[start]

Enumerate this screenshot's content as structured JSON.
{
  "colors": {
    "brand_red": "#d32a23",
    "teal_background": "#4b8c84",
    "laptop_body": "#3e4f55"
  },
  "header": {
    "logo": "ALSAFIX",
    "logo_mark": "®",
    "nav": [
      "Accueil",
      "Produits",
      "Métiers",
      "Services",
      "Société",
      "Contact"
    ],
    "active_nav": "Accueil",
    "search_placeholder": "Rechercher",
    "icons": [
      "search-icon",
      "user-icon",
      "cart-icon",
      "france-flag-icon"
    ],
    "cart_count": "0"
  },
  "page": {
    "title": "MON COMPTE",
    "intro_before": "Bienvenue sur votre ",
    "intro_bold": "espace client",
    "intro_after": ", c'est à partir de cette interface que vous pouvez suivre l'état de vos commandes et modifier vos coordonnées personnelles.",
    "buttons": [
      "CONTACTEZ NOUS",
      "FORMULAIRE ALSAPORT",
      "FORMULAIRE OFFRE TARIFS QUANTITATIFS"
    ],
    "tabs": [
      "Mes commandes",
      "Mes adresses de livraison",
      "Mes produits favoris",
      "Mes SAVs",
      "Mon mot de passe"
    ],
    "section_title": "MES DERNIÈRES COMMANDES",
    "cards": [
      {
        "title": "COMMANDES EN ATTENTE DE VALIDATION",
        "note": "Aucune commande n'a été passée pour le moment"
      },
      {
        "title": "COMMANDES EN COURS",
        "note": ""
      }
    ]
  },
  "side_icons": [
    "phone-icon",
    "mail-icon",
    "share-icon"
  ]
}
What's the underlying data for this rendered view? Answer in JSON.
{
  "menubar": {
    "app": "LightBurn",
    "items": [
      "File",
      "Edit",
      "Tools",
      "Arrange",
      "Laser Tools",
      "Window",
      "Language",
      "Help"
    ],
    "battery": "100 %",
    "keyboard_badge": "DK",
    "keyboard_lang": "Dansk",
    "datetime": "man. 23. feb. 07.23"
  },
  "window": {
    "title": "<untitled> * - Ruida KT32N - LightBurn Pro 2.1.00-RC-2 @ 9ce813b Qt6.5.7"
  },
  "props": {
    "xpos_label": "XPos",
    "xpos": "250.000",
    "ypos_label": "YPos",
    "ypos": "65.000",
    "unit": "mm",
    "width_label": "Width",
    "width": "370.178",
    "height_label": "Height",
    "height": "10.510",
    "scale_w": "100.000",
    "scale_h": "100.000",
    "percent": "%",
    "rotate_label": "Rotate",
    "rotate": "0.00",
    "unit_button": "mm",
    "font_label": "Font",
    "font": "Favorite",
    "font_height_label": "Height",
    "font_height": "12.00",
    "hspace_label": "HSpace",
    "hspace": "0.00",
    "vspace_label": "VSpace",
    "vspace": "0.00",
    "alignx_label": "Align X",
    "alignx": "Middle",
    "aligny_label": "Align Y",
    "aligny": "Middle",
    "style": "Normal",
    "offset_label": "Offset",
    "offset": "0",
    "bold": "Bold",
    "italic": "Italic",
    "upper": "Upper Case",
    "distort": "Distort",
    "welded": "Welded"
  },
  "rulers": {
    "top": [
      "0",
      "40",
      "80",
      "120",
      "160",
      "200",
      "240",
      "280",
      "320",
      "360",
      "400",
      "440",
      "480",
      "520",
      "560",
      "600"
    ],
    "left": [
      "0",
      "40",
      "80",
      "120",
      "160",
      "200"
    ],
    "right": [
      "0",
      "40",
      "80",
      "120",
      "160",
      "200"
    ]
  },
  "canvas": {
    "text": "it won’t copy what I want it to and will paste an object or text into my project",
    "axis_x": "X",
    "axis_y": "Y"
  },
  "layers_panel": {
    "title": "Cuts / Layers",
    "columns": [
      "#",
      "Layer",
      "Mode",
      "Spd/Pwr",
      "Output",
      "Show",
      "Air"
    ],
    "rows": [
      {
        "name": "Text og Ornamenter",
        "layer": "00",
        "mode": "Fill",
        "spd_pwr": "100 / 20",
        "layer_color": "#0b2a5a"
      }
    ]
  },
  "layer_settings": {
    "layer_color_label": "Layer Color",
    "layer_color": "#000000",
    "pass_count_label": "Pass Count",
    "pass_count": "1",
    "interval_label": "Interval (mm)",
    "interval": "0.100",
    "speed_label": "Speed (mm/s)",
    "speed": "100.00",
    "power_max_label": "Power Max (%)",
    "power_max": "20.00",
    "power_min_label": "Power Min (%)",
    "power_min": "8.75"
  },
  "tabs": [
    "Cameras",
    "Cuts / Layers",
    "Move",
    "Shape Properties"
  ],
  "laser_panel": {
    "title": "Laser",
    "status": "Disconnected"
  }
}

[end]

Search the data for "FORMULAIRE" and list every line in which it occurs.

Reply to the task:
      "FORMULAIRE ALSAPORT",
      "FORMULAIRE OFFRE TARIFS QUANTITATIFS"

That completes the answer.